What you are asked to do —
List each line of the data that holds the string "right".

--- start Exercise data ---

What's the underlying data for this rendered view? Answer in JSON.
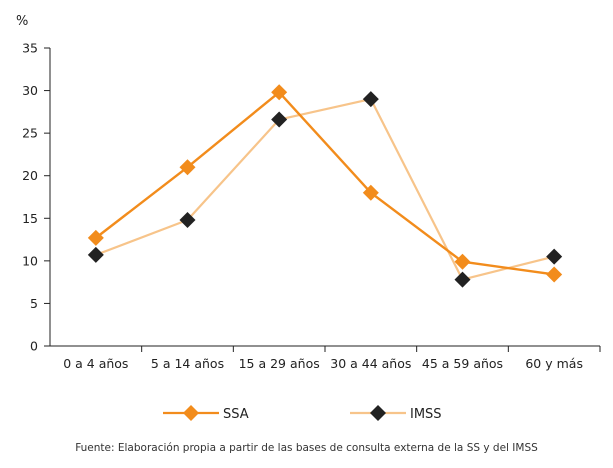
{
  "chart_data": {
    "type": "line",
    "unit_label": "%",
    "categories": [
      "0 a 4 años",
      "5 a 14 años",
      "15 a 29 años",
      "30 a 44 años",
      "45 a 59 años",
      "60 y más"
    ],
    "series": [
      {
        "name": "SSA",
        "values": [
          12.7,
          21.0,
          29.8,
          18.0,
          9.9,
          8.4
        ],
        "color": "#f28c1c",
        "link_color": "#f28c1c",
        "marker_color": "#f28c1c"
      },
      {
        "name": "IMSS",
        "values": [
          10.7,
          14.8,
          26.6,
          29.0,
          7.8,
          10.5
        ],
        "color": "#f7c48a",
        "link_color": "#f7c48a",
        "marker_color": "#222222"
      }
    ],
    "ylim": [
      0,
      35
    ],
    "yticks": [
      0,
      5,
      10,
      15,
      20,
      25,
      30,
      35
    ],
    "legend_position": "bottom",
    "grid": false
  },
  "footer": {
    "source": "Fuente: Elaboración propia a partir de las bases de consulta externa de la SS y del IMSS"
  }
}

--- end Exercise data ---
--- start Exercise data ---

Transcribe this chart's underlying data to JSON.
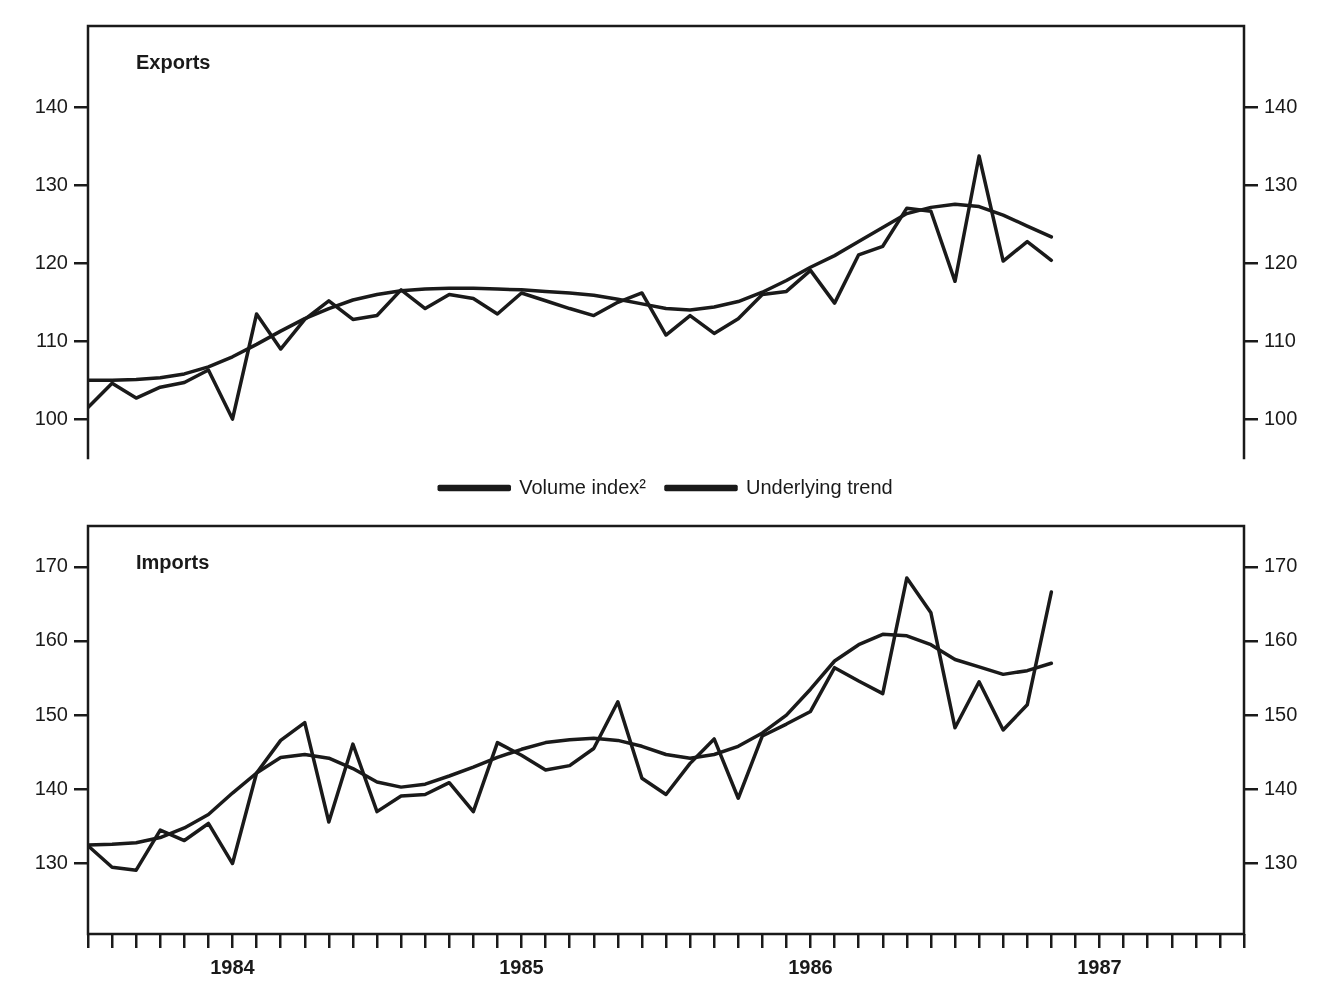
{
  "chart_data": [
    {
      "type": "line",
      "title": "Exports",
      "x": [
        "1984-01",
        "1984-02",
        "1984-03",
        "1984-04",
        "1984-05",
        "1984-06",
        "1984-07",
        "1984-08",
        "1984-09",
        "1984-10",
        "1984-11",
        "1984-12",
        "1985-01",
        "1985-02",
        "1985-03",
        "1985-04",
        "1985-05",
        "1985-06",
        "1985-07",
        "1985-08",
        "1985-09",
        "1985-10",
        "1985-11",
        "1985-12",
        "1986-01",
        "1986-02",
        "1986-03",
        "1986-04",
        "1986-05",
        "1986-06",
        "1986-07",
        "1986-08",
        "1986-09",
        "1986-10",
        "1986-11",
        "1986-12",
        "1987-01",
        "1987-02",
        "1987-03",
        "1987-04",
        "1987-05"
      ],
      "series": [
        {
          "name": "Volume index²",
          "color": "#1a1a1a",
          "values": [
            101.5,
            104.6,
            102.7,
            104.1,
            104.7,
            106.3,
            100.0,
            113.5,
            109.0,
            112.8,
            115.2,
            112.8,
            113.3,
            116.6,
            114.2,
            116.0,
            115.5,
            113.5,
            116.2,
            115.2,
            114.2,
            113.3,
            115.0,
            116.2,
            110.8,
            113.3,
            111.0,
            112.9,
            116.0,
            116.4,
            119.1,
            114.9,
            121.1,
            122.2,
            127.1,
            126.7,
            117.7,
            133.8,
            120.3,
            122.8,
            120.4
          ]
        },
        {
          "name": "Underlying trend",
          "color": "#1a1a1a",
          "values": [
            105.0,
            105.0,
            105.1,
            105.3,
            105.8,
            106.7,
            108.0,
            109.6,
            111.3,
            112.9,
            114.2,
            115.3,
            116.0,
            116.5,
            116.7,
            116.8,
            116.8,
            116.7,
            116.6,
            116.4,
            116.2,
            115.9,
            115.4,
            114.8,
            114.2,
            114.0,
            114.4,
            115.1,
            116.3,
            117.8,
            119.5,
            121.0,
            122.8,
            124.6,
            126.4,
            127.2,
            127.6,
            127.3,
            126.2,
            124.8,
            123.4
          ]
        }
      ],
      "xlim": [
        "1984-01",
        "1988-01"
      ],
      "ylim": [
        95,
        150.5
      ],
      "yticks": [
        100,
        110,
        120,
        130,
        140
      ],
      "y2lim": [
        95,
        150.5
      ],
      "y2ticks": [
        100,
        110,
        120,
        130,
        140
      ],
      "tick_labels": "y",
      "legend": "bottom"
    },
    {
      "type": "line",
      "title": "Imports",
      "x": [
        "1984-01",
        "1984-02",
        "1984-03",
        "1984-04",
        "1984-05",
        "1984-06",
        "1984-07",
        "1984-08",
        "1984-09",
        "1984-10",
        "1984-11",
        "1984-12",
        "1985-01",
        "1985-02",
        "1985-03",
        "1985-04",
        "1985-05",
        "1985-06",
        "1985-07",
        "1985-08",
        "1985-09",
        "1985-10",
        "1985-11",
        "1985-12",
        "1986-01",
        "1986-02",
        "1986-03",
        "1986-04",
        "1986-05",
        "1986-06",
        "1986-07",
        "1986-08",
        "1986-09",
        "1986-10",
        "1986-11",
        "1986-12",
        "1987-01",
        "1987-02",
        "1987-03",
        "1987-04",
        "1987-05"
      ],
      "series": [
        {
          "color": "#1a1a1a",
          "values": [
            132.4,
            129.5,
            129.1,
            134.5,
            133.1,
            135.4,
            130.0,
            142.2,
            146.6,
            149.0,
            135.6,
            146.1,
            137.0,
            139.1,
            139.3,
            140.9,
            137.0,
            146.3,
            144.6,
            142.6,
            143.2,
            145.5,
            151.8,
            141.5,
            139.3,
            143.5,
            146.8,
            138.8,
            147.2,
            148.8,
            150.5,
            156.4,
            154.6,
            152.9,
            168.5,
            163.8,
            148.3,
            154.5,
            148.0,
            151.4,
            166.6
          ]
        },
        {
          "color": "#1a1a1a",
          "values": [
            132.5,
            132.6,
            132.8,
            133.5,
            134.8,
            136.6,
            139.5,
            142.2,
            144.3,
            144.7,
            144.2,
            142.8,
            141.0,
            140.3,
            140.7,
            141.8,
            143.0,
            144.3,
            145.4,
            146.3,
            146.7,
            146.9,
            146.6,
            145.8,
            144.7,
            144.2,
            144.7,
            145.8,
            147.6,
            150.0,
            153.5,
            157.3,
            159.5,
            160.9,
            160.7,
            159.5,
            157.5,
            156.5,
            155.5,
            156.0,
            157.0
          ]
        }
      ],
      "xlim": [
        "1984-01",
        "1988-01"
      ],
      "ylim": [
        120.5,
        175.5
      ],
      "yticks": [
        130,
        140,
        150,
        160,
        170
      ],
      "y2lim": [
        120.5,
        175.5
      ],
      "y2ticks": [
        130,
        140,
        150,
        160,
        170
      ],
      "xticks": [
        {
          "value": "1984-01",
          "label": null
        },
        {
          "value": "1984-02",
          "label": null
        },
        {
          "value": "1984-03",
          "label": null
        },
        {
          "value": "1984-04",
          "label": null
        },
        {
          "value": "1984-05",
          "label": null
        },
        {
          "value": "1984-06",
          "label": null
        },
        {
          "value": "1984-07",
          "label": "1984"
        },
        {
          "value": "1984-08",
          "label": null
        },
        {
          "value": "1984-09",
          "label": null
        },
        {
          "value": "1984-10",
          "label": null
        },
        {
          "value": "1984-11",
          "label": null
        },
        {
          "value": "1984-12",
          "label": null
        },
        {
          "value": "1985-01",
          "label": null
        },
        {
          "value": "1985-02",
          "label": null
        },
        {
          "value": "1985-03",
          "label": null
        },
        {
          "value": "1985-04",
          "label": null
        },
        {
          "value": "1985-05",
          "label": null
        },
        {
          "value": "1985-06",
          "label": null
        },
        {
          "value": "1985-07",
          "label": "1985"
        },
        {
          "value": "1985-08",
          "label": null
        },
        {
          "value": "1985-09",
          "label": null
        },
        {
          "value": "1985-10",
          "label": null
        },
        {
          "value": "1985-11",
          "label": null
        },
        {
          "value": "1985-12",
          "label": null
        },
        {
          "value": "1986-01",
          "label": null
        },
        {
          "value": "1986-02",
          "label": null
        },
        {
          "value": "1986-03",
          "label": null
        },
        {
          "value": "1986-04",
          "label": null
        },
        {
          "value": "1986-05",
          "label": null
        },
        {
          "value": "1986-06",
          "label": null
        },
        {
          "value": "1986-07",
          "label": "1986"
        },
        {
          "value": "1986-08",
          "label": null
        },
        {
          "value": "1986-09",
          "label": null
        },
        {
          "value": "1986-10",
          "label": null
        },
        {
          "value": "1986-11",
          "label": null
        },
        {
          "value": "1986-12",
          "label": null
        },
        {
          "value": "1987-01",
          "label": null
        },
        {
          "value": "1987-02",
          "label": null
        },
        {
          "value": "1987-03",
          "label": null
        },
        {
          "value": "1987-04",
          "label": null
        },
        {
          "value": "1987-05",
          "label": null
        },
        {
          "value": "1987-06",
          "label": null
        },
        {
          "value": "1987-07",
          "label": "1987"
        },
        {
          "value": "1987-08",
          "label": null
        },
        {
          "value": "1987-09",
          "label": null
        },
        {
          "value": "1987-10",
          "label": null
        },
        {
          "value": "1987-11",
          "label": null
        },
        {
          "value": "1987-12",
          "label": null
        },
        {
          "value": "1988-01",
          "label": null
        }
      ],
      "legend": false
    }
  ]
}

--- end Exercise data ---
--- start Exercise data ---

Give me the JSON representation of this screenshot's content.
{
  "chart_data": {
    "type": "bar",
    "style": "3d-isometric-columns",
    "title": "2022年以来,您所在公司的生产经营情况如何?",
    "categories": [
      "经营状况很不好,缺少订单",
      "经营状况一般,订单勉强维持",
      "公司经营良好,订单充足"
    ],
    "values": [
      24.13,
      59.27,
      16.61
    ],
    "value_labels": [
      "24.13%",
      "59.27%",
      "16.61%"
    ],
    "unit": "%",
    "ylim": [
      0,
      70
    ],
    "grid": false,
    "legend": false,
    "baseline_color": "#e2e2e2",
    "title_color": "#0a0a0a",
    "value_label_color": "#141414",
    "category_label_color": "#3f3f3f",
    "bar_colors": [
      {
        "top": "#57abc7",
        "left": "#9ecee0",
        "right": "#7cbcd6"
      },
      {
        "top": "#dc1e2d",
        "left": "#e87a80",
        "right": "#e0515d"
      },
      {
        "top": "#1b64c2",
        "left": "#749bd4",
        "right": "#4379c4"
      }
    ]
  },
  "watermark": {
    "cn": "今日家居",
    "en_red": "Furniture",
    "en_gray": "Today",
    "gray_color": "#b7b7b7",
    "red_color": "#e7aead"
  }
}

--- end Exercise data ---

Exercise response —
        "right": "#7cbcd6"
        "right": "#e0515d"
        "right": "#4379c4"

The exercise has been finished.